What to produce
Extract and list every line that contains the word "simultaneity".

+++ Dataset records

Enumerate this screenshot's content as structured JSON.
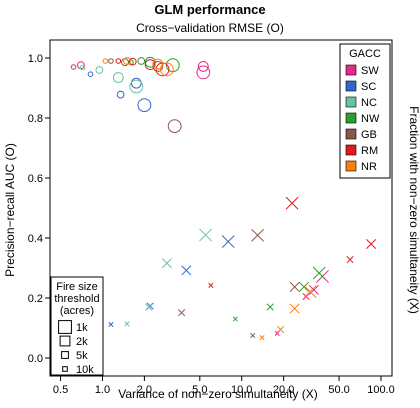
{
  "chart_data": {
    "type": "scatter",
    "title": "GLM performance",
    "subtitle": "Cross−validation RMSE (O)",
    "xlabel": "Variance of non−zero simultaneity (X)",
    "ylabel_left": "Precision−recall AUC (O)",
    "ylabel_right": "Fraction with non−zero simultaneity (X)",
    "x_scale": "log",
    "xlim": [
      0.42,
      120
    ],
    "ylim": [
      -0.06,
      1.06
    ],
    "x_ticks": [
      0.5,
      1.0,
      2.0,
      5.0,
      10.0,
      20.0,
      50.0,
      100.0
    ],
    "x_tick_labels": [
      "0.5",
      "1.0",
      "2.0",
      "5.0",
      "10.0",
      "20.0",
      "50.0",
      "100.0"
    ],
    "y_ticks": [
      0.0,
      0.2,
      0.4,
      0.6,
      0.8,
      1.0
    ],
    "y_tick_labels": [
      "0.0",
      "0.2",
      "0.4",
      "0.6",
      "0.8",
      "1.0"
    ],
    "legend_gacc": {
      "title": "GACC",
      "placement": "top-right",
      "entries": [
        {
          "label": "SW",
          "color": "#e7298a"
        },
        {
          "label": "SC",
          "color": "#3366cc"
        },
        {
          "label": "NC",
          "color": "#66c2a5"
        },
        {
          "label": "NW",
          "color": "#2ca02c"
        },
        {
          "label": "GB",
          "color": "#8c564b"
        },
        {
          "label": "RM",
          "color": "#e31a1c"
        },
        {
          "label": "NR",
          "color": "#ff7f0e"
        }
      ]
    },
    "legend_size": {
      "title_lines": [
        "Fire size",
        "threshold",
        "(acres)"
      ],
      "placement": "bottom-left",
      "entries": [
        {
          "label": "1k",
          "size": 4
        },
        {
          "label": "2k",
          "size": 3
        },
        {
          "label": "5k",
          "size": 2
        },
        {
          "label": "10k",
          "size": 1
        }
      ]
    },
    "series": [
      {
        "name": "SW",
        "color": "#e7298a",
        "o": [
          [
            5.3,
            0.952,
            4
          ],
          [
            5.3,
            0.972,
            3
          ],
          [
            0.7,
            0.976,
            2
          ],
          [
            0.62,
            0.97,
            1
          ]
        ],
        "x": [
          [
            38,
            0.272,
            4
          ],
          [
            33,
            0.227,
            3
          ],
          [
            29,
            0.205,
            2
          ],
          [
            18,
            0.082,
            1
          ]
        ]
      },
      {
        "name": "SC",
        "color": "#3366cc",
        "o": [
          [
            2.0,
            0.843,
            4
          ],
          [
            1.75,
            0.916,
            3
          ],
          [
            1.35,
            0.878,
            2
          ],
          [
            0.82,
            0.946,
            1
          ]
        ],
        "x": [
          [
            8,
            0.388,
            4
          ],
          [
            4,
            0.292,
            3
          ],
          [
            2.2,
            0.173,
            2
          ],
          [
            1.15,
            0.112,
            1
          ]
        ]
      },
      {
        "name": "NC",
        "color": "#66c2a5",
        "o": [
          [
            1.75,
            0.905,
            4
          ],
          [
            1.3,
            0.935,
            3
          ],
          [
            0.95,
            0.96,
            2
          ],
          [
            0.72,
            0.968,
            1
          ]
        ],
        "x": [
          [
            5.5,
            0.41,
            4
          ],
          [
            2.9,
            0.316,
            3
          ],
          [
            2.15,
            0.17,
            2
          ],
          [
            1.5,
            0.114,
            1
          ]
        ]
      },
      {
        "name": "NW",
        "color": "#2ca02c",
        "o": [
          [
            3.2,
            0.976,
            4
          ],
          [
            2.2,
            0.986,
            3
          ],
          [
            1.9,
            0.99,
            2
          ],
          [
            1.6,
            0.986,
            1
          ]
        ],
        "x": [
          [
            36,
            0.283,
            4
          ],
          [
            28,
            0.237,
            3
          ],
          [
            16,
            0.17,
            2
          ],
          [
            9,
            0.13,
            1
          ]
        ]
      },
      {
        "name": "GB",
        "color": "#8c564b",
        "o": [
          [
            3.3,
            0.773,
            4
          ],
          [
            2.5,
            0.972,
            3
          ],
          [
            1.45,
            0.986,
            2
          ],
          [
            1.15,
            0.99,
            1
          ]
        ],
        "x": [
          [
            13,
            0.409,
            4
          ],
          [
            24,
            0.237,
            3
          ],
          [
            3.7,
            0.151,
            2
          ],
          [
            12,
            0.075,
            1
          ]
        ]
      },
      {
        "name": "RM",
        "color": "#e31a1c",
        "o": [
          [
            2.7,
            0.962,
            4
          ],
          [
            2.2,
            0.978,
            3
          ],
          [
            1.65,
            0.988,
            2
          ],
          [
            1.3,
            0.99,
            1
          ]
        ],
        "x": [
          [
            23,
            0.516,
            4
          ],
          [
            85,
            0.38,
            3
          ],
          [
            60,
            0.328,
            2
          ],
          [
            6,
            0.242,
            1
          ]
        ]
      },
      {
        "name": "NR",
        "color": "#ff7f0e",
        "o": [
          [
            2.9,
            0.962,
            4
          ],
          [
            2.5,
            0.98,
            3
          ],
          [
            1.5,
            0.99,
            2
          ],
          [
            1.05,
            0.99,
            1
          ]
        ],
        "x": [
          [
            31,
            0.221,
            4
          ],
          [
            24,
            0.165,
            3
          ],
          [
            19,
            0.095,
            2
          ],
          [
            14,
            0.068,
            1
          ]
        ]
      }
    ]
  }
}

++++++

Exercise output
    "xlabel": "Variance of non−zero simultaneity (X)",
    "ylabel_right": "Fraction with non−zero simultaneity (X)",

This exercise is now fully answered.